### DATA LINES
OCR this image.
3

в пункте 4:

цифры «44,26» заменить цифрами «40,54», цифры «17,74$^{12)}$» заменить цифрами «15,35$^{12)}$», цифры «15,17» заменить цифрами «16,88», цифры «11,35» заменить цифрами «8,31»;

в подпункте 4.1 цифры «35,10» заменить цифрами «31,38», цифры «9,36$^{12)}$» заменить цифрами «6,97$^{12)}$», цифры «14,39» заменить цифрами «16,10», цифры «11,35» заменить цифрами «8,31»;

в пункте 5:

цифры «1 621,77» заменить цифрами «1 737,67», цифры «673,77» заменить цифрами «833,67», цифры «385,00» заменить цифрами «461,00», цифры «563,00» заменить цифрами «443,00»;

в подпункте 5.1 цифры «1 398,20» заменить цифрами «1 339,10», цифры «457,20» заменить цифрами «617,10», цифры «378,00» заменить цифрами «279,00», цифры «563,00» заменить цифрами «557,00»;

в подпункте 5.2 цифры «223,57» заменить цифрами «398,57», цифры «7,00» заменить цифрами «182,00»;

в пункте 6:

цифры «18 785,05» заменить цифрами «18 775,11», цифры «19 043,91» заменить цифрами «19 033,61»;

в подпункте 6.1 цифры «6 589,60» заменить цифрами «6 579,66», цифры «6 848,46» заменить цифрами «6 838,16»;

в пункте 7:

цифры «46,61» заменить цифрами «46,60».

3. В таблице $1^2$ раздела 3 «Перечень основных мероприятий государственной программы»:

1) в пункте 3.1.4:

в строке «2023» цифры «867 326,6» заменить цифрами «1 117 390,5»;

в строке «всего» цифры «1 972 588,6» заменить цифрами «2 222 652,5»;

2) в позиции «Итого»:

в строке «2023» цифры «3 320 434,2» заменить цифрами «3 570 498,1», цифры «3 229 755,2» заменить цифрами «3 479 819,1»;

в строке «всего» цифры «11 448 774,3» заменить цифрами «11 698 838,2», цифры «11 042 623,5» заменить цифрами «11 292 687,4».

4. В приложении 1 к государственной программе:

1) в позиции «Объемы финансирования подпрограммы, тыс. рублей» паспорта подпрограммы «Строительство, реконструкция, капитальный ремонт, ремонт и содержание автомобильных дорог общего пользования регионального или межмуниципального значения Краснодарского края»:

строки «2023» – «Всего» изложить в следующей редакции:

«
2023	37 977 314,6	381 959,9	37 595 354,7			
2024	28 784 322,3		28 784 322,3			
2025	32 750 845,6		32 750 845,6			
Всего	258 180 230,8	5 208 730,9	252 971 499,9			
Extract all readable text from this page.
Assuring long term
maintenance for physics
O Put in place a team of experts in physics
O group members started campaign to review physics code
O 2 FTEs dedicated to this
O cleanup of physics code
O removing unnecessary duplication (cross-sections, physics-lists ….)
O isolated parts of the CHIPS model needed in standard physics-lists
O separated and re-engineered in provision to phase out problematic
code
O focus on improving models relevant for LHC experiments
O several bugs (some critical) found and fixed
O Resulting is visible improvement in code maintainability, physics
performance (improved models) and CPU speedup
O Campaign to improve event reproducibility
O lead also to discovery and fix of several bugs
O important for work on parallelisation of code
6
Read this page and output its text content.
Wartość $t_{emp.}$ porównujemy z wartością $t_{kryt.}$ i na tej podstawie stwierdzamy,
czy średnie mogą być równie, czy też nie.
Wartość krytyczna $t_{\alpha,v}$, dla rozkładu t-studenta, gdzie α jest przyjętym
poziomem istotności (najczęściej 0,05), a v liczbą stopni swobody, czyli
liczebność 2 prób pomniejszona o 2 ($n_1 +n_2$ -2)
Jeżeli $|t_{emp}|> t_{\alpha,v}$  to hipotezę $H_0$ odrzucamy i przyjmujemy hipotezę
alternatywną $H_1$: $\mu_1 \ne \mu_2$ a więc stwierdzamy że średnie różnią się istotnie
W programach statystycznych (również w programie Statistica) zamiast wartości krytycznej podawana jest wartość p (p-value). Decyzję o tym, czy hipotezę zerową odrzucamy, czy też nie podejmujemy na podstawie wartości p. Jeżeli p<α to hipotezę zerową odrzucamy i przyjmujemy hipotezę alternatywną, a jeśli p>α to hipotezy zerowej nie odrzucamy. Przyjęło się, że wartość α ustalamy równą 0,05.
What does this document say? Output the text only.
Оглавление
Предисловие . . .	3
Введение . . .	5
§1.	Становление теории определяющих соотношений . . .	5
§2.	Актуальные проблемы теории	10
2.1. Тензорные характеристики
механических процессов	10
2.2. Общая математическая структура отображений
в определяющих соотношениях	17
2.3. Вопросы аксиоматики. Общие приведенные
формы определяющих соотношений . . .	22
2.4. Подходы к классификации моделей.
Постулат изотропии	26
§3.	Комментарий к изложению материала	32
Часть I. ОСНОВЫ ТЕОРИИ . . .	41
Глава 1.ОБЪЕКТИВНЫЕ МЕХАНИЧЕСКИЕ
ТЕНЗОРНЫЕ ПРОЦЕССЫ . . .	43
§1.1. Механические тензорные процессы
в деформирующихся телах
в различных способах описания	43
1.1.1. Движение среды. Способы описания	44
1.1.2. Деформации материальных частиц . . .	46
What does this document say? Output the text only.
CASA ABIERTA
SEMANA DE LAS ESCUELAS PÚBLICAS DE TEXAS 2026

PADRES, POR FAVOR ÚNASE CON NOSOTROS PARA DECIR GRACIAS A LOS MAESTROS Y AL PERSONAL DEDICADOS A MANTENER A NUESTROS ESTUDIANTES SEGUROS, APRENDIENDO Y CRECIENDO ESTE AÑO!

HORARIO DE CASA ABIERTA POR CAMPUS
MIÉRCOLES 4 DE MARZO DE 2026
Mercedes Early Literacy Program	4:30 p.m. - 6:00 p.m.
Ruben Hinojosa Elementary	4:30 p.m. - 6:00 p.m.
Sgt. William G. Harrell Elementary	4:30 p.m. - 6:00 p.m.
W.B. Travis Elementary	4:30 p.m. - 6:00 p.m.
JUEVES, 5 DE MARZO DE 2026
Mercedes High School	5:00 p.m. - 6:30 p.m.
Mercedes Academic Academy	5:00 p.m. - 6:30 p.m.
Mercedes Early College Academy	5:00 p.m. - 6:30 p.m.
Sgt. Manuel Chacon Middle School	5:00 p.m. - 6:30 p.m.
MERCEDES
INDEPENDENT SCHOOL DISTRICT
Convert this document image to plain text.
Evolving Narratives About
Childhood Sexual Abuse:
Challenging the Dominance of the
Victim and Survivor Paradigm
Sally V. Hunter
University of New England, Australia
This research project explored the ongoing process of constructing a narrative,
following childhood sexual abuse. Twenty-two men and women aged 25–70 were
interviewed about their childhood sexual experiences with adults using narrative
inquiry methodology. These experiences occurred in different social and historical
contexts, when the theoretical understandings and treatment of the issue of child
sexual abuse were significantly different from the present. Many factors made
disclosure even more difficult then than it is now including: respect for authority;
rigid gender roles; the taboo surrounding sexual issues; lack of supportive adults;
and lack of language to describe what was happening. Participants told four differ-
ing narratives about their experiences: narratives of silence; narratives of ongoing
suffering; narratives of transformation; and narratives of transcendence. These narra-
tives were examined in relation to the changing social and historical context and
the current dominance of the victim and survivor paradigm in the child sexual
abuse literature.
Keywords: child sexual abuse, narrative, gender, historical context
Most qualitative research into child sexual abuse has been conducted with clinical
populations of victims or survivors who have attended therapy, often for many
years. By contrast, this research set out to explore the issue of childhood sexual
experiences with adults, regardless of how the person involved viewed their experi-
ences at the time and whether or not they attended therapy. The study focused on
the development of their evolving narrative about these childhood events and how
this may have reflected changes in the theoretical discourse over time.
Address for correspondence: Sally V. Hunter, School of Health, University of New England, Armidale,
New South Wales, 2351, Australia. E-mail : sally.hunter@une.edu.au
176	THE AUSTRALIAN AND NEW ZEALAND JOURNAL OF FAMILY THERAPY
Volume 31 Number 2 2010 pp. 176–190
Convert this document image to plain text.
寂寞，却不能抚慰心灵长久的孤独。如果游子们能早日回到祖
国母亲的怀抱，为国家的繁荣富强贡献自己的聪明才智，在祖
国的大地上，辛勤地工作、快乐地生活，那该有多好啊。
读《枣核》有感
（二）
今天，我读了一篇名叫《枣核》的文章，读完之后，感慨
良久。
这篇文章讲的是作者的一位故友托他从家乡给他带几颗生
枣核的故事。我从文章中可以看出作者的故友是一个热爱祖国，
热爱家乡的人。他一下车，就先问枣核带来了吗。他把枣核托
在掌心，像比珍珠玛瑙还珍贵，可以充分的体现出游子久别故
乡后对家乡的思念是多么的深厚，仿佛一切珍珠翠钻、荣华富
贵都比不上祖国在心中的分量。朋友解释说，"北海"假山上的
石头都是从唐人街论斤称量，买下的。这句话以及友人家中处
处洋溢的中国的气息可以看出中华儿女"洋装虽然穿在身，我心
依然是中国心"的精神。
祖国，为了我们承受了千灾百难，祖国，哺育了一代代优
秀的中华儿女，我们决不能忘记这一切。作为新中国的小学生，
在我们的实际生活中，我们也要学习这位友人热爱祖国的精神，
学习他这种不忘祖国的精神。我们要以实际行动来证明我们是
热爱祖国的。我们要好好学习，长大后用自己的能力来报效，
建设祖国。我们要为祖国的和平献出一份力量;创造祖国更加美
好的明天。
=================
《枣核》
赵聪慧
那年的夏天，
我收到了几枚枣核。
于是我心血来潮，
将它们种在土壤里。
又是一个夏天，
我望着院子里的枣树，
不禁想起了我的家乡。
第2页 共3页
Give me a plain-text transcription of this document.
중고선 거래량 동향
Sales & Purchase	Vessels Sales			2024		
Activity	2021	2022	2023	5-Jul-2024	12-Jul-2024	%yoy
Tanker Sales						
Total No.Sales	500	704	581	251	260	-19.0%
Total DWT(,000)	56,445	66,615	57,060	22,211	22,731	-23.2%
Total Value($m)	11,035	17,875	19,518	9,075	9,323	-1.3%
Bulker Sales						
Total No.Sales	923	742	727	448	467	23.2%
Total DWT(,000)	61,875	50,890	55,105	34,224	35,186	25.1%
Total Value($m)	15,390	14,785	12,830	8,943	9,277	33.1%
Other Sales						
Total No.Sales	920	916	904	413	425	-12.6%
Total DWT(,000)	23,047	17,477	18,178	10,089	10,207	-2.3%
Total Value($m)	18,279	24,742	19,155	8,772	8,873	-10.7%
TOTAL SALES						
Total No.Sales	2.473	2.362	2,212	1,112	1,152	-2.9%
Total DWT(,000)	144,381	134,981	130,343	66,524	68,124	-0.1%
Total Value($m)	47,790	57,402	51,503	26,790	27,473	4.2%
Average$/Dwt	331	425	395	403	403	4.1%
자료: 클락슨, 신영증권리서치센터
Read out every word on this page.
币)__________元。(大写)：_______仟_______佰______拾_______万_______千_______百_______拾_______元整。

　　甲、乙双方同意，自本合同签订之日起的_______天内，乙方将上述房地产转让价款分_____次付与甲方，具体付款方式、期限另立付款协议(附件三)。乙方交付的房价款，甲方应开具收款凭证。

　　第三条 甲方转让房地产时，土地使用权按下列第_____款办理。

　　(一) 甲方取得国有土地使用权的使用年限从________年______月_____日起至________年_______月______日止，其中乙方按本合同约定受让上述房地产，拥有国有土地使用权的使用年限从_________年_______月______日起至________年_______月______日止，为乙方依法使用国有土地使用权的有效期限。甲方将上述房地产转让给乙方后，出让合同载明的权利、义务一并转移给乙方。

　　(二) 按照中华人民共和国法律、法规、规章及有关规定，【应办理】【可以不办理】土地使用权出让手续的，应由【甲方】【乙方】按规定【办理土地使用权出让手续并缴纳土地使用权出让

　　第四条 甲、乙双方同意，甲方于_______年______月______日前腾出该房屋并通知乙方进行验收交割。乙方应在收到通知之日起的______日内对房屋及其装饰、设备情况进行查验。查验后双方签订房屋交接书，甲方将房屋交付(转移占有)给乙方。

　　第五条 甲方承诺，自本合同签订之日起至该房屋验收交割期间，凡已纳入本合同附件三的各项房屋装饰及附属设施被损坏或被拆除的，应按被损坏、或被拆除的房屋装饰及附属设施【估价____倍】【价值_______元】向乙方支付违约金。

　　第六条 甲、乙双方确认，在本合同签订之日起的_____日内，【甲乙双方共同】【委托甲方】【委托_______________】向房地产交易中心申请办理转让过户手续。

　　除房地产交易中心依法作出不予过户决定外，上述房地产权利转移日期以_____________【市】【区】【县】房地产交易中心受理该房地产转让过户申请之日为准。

### THE REQUEST
Isolate the lines above that contain the word "research" and copy them.

### RESPONSE TO THIS TASK
This research project explored the ongoing process of constructing a narrative,
Most qualitative research into child sexual abuse has been conducted with clinical
years. By contrast, this research set out to explore the issue of childhood sexual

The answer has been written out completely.